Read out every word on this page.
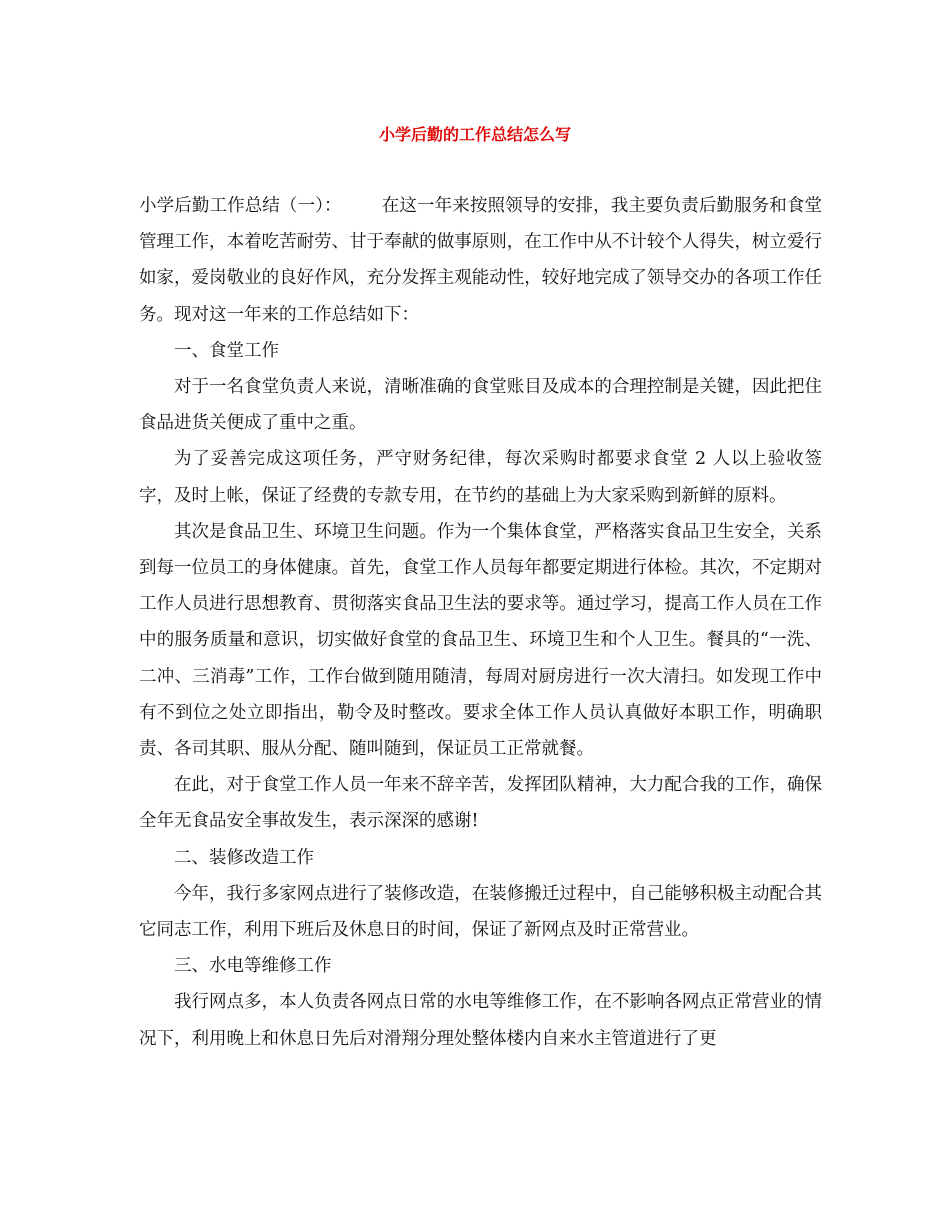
小学后勤的工作总结怎么写

小学后勤工作总结（一）： 在这一年来按照领导的安排，我主要负责后勤服务和食堂管理工作，本着吃苦耐劳、甘于奉献的做事原则，在工作中从不计较个人得失，树立爱行如家，爱岗敬业的良好作风，充分发挥主观能动性，较好地完成了领导交办的各项工作任务。现对这一年来的工作总结如下：

一、食堂工作

对于一名食堂负责人来说，清晰准确的食堂账目及成本的合理控制是关键，因此把住食品进货关便成了重中之重。

为了妥善完成这项任务，严守财务纪律，每次采购时都要求食堂 2 人以上验收签字，及时上帐，保证了经费的专款专用，在节约的基础上为大家采购到新鲜的原料。

其次是食品卫生、环境卫生问题。作为一个集体食堂，严格落实食品卫生安全，关系到每一位员工的身体健康。首先，食堂工作人员每年都要定期进行体检。其次，不定期对工作人员进行思想教育、贯彻落实食品卫生法的要求等。通过学习，提高工作人员在工作中的服务质量和意识，切实做好食堂的食品卫生、环境卫生和个人卫生。餐具的“一洗、二冲、三消毒”工作，工作台做到随用随清，每周对厨房进行一次大清扫。如发现工作中有不到位之处立即指出，勒令及时整改。要求全体工作人员认真做好本职工作，明确职责、各司其职、服从分配、随叫随到，保证员工正常就餐。

在此，对于食堂工作人员一年来不辞辛苦，发挥团队精神，大力配合我的工作，确保全年无食品安全事故发生，表示深深的感谢!

二、装修改造工作

今年，我行多家网点进行了装修改造，在装修搬迁过程中，自己能够积极主动配合其它同志工作，利用下班后及休息日的时间，保证了新网点及时正常营业。

三、水电等维修工作

我行网点多，本人负责各网点日常的水电等维修工作，在不影响各网点正常营业的情况下，利用晚上和休息日先后对滑翔分理处整体楼内自来水主管道进行了更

--------------------

» What you should do: Write out the full listing verbatim, excluding its pictures.

» In response:
Read out every word on this page.
小学后勤的工作总结怎么写

小学后勤工作总结（一）： 在这一年来按照领导的安排，我主要负责后勤服务和食堂管理工作，本着吃苦耐劳、甘于奉献的做事原则，在工作中从不计较个人得失，树立爱行如家，爱岗敬业的良好作风，充分发挥主观能动性，较好地完成了领导交办的各项工作任务。现对这一年来的工作总结如下：

一、食堂工作

对于一名食堂负责人来说，清晰准确的食堂账目及成本的合理控制是关键，因此把住食品进货关便成了重中之重。

为了妥善完成这项任务，严守财务纪律，每次采购时都要求食堂 2 人以上验收签字，及时上帐，保证了经费的专款专用，在节约的基础上为大家采购到新鲜的原料。

其次是食品卫生、环境卫生问题。作为一个集体食堂，严格落实食品卫生安全，关系到每一位员工的身体健康。首先，食堂工作人员每年都要定期进行体检。其次，不定期对工作人员进行思想教育、贯彻落实食品卫生法的要求等。通过学习，提高工作人员在工作中的服务质量和意识，切实做好食堂的食品卫生、环境卫生和个人卫生。餐具的“一洗、二冲、三消毒”工作，工作台做到随用随清，每周对厨房进行一次大清扫。如发现工作中有不到位之处立即指出，勒令及时整改。要求全体工作人员认真做好本职工作，明确职责、各司其职、服从分配、随叫随到，保证员工正常就餐。

在此，对于食堂工作人员一年来不辞辛苦，发挥团队精神，大力配合我的工作，确保全年无食品安全事故发生，表示深深的感谢!

二、装修改造工作

今年，我行多家网点进行了装修改造，在装修搬迁过程中，自己能够积极主动配合其它同志工作，利用下班后及休息日的时间，保证了新网点及时正常营业。

三、水电等维修工作

我行网点多，本人负责各网点日常的水电等维修工作，在不影响各网点正常营业的情况下，利用晚上和休息日先后对滑翔分理处整体楼内自来水主管道进行了更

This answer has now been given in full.